Your goal: Extract each line bearing the word "text".
----- Data supplied -----
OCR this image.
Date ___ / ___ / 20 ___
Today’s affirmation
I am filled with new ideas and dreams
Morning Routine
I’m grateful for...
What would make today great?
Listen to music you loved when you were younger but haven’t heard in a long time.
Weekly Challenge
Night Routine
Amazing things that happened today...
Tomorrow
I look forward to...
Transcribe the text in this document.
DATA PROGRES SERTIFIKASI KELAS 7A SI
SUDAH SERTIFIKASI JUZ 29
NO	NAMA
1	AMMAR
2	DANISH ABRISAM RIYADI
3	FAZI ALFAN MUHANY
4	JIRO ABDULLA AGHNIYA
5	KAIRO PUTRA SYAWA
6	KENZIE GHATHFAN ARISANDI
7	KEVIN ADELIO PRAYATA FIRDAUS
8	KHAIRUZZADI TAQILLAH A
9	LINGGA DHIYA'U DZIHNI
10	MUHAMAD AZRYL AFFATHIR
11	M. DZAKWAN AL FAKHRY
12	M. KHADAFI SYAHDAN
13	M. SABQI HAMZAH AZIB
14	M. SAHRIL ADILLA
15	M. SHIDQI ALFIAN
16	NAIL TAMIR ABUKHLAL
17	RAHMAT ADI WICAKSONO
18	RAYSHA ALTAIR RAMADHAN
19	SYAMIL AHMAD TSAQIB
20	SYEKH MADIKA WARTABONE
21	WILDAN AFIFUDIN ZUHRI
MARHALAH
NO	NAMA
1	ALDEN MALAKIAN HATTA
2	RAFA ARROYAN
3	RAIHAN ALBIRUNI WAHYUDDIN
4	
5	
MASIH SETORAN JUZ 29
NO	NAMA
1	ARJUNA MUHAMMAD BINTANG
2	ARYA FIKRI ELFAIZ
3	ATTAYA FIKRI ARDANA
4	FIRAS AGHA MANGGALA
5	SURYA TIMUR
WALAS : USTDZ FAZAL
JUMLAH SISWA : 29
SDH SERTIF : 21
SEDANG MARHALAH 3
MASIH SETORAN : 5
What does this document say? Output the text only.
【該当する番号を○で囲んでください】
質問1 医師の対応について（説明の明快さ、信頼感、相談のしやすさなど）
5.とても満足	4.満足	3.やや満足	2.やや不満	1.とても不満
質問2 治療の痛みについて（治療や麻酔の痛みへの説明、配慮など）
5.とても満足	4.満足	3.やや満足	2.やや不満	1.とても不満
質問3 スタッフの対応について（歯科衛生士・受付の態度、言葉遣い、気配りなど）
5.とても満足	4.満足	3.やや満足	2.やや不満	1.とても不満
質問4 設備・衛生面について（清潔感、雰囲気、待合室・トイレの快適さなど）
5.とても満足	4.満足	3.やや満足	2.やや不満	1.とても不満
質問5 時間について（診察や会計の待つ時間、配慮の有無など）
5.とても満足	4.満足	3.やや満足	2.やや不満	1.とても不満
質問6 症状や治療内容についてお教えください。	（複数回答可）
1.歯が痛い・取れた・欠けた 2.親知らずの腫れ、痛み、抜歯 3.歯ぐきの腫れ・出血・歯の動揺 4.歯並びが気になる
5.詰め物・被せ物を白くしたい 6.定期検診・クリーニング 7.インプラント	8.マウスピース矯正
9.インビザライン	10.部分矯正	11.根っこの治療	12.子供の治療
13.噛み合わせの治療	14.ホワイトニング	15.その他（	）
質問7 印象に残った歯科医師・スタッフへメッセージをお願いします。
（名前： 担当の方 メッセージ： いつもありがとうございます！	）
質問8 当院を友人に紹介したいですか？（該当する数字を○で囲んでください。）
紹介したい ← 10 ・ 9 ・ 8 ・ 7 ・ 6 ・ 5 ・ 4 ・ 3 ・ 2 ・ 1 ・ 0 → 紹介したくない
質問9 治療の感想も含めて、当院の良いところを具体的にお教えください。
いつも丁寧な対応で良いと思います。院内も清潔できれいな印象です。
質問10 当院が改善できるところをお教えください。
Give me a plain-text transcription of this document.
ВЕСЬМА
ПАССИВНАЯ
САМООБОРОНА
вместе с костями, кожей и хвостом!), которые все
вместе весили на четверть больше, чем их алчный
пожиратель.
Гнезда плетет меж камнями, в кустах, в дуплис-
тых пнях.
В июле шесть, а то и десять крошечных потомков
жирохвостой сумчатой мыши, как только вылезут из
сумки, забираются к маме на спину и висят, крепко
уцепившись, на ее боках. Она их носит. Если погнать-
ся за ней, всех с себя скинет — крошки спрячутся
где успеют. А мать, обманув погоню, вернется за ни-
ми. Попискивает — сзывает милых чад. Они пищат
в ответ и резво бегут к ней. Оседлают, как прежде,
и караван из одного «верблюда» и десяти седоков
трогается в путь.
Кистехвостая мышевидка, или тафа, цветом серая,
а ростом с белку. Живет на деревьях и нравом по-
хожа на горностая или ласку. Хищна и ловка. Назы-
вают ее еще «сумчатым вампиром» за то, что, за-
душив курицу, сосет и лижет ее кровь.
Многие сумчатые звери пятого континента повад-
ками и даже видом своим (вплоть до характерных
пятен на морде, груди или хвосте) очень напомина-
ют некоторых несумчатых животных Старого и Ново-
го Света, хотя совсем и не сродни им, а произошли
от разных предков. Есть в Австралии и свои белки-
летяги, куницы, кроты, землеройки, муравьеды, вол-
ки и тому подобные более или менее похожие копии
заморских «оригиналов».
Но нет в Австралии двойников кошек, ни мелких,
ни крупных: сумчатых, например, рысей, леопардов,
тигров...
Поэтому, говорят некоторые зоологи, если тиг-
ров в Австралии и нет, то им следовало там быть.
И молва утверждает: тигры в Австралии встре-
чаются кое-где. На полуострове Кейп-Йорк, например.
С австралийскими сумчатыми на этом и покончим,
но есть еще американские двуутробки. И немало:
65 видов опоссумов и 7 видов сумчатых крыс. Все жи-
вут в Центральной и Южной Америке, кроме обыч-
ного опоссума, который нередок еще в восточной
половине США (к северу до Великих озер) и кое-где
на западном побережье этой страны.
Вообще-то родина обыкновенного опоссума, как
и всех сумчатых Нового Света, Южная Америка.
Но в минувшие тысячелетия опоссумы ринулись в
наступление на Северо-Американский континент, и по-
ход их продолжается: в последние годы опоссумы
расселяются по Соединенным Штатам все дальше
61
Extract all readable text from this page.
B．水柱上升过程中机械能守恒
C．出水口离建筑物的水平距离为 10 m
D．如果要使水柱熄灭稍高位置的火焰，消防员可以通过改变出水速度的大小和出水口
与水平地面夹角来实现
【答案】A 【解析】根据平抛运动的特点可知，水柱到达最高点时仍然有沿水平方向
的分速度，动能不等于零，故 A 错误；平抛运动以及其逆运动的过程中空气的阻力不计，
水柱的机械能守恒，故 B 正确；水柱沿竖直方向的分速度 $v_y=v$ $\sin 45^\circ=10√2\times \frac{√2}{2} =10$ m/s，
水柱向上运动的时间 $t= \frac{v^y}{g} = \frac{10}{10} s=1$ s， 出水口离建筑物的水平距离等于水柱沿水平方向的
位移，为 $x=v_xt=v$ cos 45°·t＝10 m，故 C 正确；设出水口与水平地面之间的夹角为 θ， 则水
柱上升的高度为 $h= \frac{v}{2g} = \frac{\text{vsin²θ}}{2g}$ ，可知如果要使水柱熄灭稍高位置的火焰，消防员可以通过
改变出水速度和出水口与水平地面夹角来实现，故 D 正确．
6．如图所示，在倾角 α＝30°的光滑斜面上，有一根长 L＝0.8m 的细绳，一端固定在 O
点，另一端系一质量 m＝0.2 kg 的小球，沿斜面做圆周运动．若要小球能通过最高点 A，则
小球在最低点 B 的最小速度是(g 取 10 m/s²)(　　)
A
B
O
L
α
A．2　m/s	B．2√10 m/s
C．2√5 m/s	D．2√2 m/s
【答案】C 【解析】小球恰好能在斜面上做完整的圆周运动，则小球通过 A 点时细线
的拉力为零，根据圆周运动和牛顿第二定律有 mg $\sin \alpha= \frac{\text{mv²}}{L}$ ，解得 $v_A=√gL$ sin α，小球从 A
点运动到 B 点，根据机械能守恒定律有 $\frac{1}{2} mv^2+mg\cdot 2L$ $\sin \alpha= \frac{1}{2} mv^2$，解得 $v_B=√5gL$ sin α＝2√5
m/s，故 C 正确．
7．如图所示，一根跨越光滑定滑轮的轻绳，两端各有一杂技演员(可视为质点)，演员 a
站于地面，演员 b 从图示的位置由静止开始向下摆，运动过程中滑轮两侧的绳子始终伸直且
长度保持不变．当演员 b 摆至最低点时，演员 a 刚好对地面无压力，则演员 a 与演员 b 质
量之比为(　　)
-----
Task response:
Transcribe the text in this document.
What does this document say? Output the text only.
Give me a plain-text transcription of this document.
Extract all readable text from this page.
柱上升的高度为 $h= \frac{v}{2g} = \frac{\text{vsin²θ}}{2g}$ ，可知如果要使水柱熄灭稍高位置的火焰，消防员可以通过
的拉力为零，根据圆周运动和牛顿第二定律有 mg $\sin \alpha= \frac{\text{mv²}}{L}$ ，解得 $v_A=√gL$ sin α，小球从 A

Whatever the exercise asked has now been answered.